Start

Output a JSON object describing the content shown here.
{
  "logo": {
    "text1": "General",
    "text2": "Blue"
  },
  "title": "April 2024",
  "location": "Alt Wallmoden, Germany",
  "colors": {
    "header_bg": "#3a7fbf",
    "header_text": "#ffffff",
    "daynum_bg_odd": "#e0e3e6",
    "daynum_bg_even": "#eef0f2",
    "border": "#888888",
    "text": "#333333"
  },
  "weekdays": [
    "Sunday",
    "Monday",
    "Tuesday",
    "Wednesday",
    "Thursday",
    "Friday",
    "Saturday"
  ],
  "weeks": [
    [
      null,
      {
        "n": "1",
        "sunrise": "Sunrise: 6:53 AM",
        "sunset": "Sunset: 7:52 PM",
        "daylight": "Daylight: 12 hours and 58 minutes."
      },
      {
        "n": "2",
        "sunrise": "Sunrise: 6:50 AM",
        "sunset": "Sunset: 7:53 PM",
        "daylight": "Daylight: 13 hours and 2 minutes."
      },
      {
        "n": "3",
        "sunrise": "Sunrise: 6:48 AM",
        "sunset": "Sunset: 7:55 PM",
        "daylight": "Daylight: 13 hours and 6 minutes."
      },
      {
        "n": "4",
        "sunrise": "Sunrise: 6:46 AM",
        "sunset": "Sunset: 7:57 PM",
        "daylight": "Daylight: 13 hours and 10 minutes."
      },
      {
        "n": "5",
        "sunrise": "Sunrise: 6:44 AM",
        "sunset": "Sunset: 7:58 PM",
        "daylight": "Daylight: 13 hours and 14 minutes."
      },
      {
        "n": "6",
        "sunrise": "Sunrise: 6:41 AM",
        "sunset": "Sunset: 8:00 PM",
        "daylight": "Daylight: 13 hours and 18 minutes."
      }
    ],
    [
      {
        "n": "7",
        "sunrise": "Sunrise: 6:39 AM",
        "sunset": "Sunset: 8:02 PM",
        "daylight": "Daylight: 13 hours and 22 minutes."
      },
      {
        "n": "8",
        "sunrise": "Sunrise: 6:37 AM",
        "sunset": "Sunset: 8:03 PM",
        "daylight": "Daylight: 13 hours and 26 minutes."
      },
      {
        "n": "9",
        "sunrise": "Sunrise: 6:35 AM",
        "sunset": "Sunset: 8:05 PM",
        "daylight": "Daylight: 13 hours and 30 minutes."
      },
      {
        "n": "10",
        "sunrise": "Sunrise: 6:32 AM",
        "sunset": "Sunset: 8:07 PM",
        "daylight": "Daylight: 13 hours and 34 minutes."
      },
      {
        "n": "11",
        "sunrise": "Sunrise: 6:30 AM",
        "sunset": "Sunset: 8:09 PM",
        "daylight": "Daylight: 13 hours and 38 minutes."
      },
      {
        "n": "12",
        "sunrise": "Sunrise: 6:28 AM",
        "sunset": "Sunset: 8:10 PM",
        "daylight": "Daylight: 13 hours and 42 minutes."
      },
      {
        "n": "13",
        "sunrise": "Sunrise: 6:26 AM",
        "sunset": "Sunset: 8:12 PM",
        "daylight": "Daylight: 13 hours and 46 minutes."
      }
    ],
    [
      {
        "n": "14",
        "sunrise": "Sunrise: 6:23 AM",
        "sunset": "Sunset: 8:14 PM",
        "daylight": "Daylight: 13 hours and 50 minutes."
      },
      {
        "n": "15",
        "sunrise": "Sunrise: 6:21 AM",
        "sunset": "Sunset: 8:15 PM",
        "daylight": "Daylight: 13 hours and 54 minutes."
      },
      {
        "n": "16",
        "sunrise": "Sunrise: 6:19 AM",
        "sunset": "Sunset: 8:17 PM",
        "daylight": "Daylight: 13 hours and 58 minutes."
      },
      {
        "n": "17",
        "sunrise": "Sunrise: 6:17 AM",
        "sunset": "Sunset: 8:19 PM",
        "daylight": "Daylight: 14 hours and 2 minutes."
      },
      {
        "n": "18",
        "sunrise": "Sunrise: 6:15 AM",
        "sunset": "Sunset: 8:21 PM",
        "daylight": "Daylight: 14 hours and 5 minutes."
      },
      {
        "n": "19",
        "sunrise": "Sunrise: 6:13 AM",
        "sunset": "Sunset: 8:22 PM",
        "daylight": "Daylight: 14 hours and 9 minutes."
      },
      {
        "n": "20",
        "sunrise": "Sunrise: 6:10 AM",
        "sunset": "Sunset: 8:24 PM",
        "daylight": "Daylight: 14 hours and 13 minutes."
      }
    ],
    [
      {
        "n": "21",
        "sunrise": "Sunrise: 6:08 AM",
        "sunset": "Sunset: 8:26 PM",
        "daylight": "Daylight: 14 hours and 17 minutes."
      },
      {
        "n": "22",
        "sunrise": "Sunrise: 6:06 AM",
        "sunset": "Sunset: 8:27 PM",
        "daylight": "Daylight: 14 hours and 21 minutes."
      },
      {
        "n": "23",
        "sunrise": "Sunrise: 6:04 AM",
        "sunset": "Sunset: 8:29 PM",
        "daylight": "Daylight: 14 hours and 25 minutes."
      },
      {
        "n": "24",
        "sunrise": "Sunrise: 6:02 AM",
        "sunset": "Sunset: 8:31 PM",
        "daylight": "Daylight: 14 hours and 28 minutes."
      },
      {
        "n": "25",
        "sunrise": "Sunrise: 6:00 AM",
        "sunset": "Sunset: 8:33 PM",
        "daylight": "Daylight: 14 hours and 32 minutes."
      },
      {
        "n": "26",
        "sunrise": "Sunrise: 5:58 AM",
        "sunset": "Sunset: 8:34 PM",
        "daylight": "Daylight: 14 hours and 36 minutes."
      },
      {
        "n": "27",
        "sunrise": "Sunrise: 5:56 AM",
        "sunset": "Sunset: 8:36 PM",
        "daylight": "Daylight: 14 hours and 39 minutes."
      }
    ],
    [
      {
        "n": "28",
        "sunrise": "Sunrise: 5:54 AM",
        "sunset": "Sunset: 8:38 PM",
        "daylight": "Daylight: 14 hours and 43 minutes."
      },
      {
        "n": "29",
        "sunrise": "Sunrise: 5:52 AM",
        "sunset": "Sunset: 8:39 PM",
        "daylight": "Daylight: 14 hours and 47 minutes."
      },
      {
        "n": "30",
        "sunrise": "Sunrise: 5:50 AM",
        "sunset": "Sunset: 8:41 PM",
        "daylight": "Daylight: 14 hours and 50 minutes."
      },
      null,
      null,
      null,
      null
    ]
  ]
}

End

Task directions> The records above should be returned exactly.

In response>
Output a JSON object describing the content shown here.
{
  "logo": {
    "text1": "General",
    "text2": "Blue"
  },
  "title": "April 2024",
  "location": "Alt Wallmoden, Germany",
  "colors": {
    "header_bg": "#3a7fbf",
    "header_text": "#ffffff",
    "daynum_bg_odd": "#e0e3e6",
    "daynum_bg_even": "#eef0f2",
    "border": "#888888",
    "text": "#333333"
  },
  "weekdays": [
    "Sunday",
    "Monday",
    "Tuesday",
    "Wednesday",
    "Thursday",
    "Friday",
    "Saturday"
  ],
  "weeks": [
    [
      null,
      {
        "n": "1",
        "sunrise": "Sunrise: 6:53 AM",
        "sunset": "Sunset: 7:52 PM",
        "daylight": "Daylight: 12 hours and 58 minutes."
      },
      {
        "n": "2",
        "sunrise": "Sunrise: 6:50 AM",
        "sunset": "Sunset: 7:53 PM",
        "daylight": "Daylight: 13 hours and 2 minutes."
      },
      {
        "n": "3",
        "sunrise": "Sunrise: 6:48 AM",
        "sunset": "Sunset: 7:55 PM",
        "daylight": "Daylight: 13 hours and 6 minutes."
      },
      {
        "n": "4",
        "sunrise": "Sunrise: 6:46 AM",
        "sunset": "Sunset: 7:57 PM",
        "daylight": "Daylight: 13 hours and 10 minutes."
      },
      {
        "n": "5",
        "sunrise": "Sunrise: 6:44 AM",
        "sunset": "Sunset: 7:58 PM",
        "daylight": "Daylight: 13 hours and 14 minutes."
      },
      {
        "n": "6",
        "sunrise": "Sunrise: 6:41 AM",
        "sunset": "Sunset: 8:00 PM",
        "daylight": "Daylight: 13 hours and 18 minutes."
      }
    ],
    [
      {
        "n": "7",
        "sunrise": "Sunrise: 6:39 AM",
        "sunset": "Sunset: 8:02 PM",
        "daylight": "Daylight: 13 hours and 22 minutes."
      },
      {
        "n": "8",
        "sunrise": "Sunrise: 6:37 AM",
        "sunset": "Sunset: 8:03 PM",
        "daylight": "Daylight: 13 hours and 26 minutes."
      },
      {
        "n": "9",
        "sunrise": "Sunrise: 6:35 AM",
        "sunset": "Sunset: 8:05 PM",
        "daylight": "Daylight: 13 hours and 30 minutes."
      },
      {
        "n": "10",
        "sunrise": "Sunrise: 6:32 AM",
        "sunset": "Sunset: 8:07 PM",
        "daylight": "Daylight: 13 hours and 34 minutes."
      },
      {
        "n": "11",
        "sunrise": "Sunrise: 6:30 AM",
        "sunset": "Sunset: 8:09 PM",
        "daylight": "Daylight: 13 hours and 38 minutes."
      },
      {
        "n": "12",
        "sunrise": "Sunrise: 6:28 AM",
        "sunset": "Sunset: 8:10 PM",
        "daylight": "Daylight: 13 hours and 42 minutes."
      },
      {
        "n": "13",
        "sunrise": "Sunrise: 6:26 AM",
        "sunset": "Sunset: 8:12 PM",
        "daylight": "Daylight: 13 hours and 46 minutes."
      }
    ],
    [
      {
        "n": "14",
        "sunrise": "Sunrise: 6:23 AM",
        "sunset": "Sunset: 8:14 PM",
        "daylight": "Daylight: 13 hours and 50 minutes."
      },
      {
        "n": "15",
        "sunrise": "Sunrise: 6:21 AM",
        "sunset": "Sunset: 8:15 PM",
        "daylight": "Daylight: 13 hours and 54 minutes."
      },
      {
        "n": "16",
        "sunrise": "Sunrise: 6:19 AM",
        "sunset": "Sunset: 8:17 PM",
        "daylight": "Daylight: 13 hours and 58 minutes."
      },
      {
        "n": "17",
        "sunrise": "Sunrise: 6:17 AM",
        "sunset": "Sunset: 8:19 PM",
        "daylight": "Daylight: 14 hours and 2 minutes."
      },
      {
        "n": "18",
        "sunrise": "Sunrise: 6:15 AM",
        "sunset": "Sunset: 8:21 PM",
        "daylight": "Daylight: 14 hours and 5 minutes."
      },
      {
        "n": "19",
        "sunrise": "Sunrise: 6:13 AM",
        "sunset": "Sunset: 8:22 PM",
        "daylight": "Daylight: 14 hours and 9 minutes."
      },
      {
        "n": "20",
        "sunrise": "Sunrise: 6:10 AM",
        "sunset": "Sunset: 8:24 PM",
        "daylight": "Daylight: 14 hours and 13 minutes."
      }
    ],
    [
      {
        "n": "21",
        "sunrise": "Sunrise: 6:08 AM",
        "sunset": "Sunset: 8:26 PM",
        "daylight": "Daylight: 14 hours and 17 minutes."
      },
      {
        "n": "22",
        "sunrise": "Sunrise: 6:06 AM",
        "sunset": "Sunset: 8:27 PM",
        "daylight": "Daylight: 14 hours and 21 minutes."
      },
      {
        "n": "23",
        "sunrise": "Sunrise: 6:04 AM",
        "sunset": "Sunset: 8:29 PM",
        "daylight": "Daylight: 14 hours and 25 minutes."
      },
      {
        "n": "24",
        "sunrise": "Sunrise: 6:02 AM",
        "sunset": "Sunset: 8:31 PM",
        "daylight": "Daylight: 14 hours and 28 minutes."
      },
      {
        "n": "25",
        "sunrise": "Sunrise: 6:00 AM",
        "sunset": "Sunset: 8:33 PM",
        "daylight": "Daylight: 14 hours and 32 minutes."
      },
      {
        "n": "26",
        "sunrise": "Sunrise: 5:58 AM",
        "sunset": "Sunset: 8:34 PM",
        "daylight": "Daylight: 14 hours and 36 minutes."
      },
      {
        "n": "27",
        "sunrise": "Sunrise: 5:56 AM",
        "sunset": "Sunset: 8:36 PM",
        "daylight": "Daylight: 14 hours and 39 minutes."
      }
    ],
    [
      {
        "n": "28",
        "sunrise": "Sunrise: 5:54 AM",
        "sunset": "Sunset: 8:38 PM",
        "daylight": "Daylight: 14 hours and 43 minutes."
      },
      {
        "n": "29",
        "sunrise": "Sunrise: 5:52 AM",
        "sunset": "Sunset: 8:39 PM",
        "daylight": "Daylight: 14 hours and 47 minutes."
      },
      {
        "n": "30",
        "sunrise": "Sunrise: 5:50 AM",
        "sunset": "Sunset: 8:41 PM",
        "daylight": "Daylight: 14 hours and 50 minutes."
      },
      null,
      null,
      null,
      null
    ]
  ]
}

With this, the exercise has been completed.